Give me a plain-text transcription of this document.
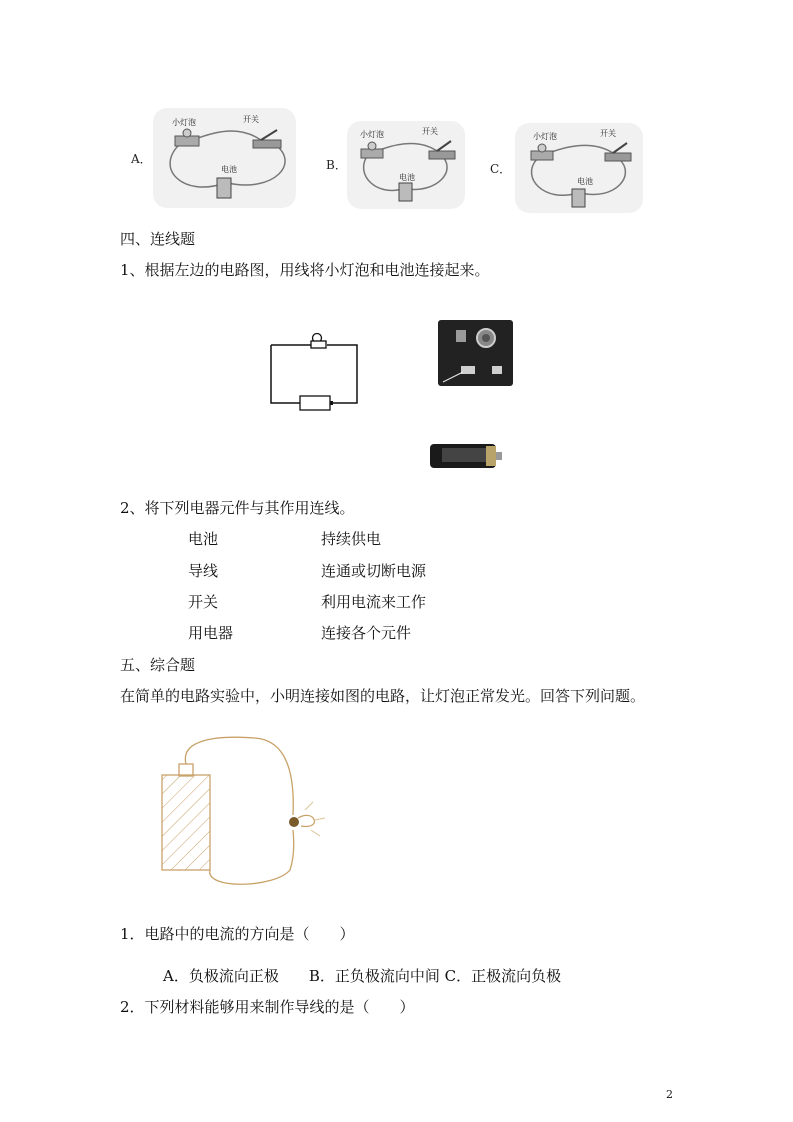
小灯泡	开关
电池
A．
小灯泡	开关
电池
B．
小灯泡	开关
电池
C．
四、连线题
1、根据左边的电路图，用线将小灯泡和电池连接起来。
2、将下列电器元件与其作用连线。
电池	持续供电
导线	连通或切断电源
开关	利用电流来工作
用电器	连接各个元件
五、综合题
在简单的电路实验中，小明连接如图的电路，让灯泡正常发光。回答下列问题。
1．电路中的电流的方向是（　　）
A．负极流向正极　　B．正负极流向中间 C．正极流向负极
2．下列材料能够用来制作导线的是（　　）
2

------------------------------------------------------------

Every line of text is to be repeated exactly; pictures are left out.

Give me a plain-text transcription of this document.
小灯泡	开关
电池
A．
小灯泡	开关
电池
B．
小灯泡	开关
电池
C．
四、连线题
1、根据左边的电路图，用线将小灯泡和电池连接起来。
2、将下列电器元件与其作用连线。
电池	持续供电
导线	连通或切断电源
开关	利用电流来工作
用电器	连接各个元件
五、综合题
在简单的电路实验中，小明连接如图的电路，让灯泡正常发光。回答下列问题。
1．电路中的电流的方向是（　　）
A．负极流向正极　　B．正负极流向中间 C．正极流向负极
2．下列材料能够用来制作导线的是（　　）
2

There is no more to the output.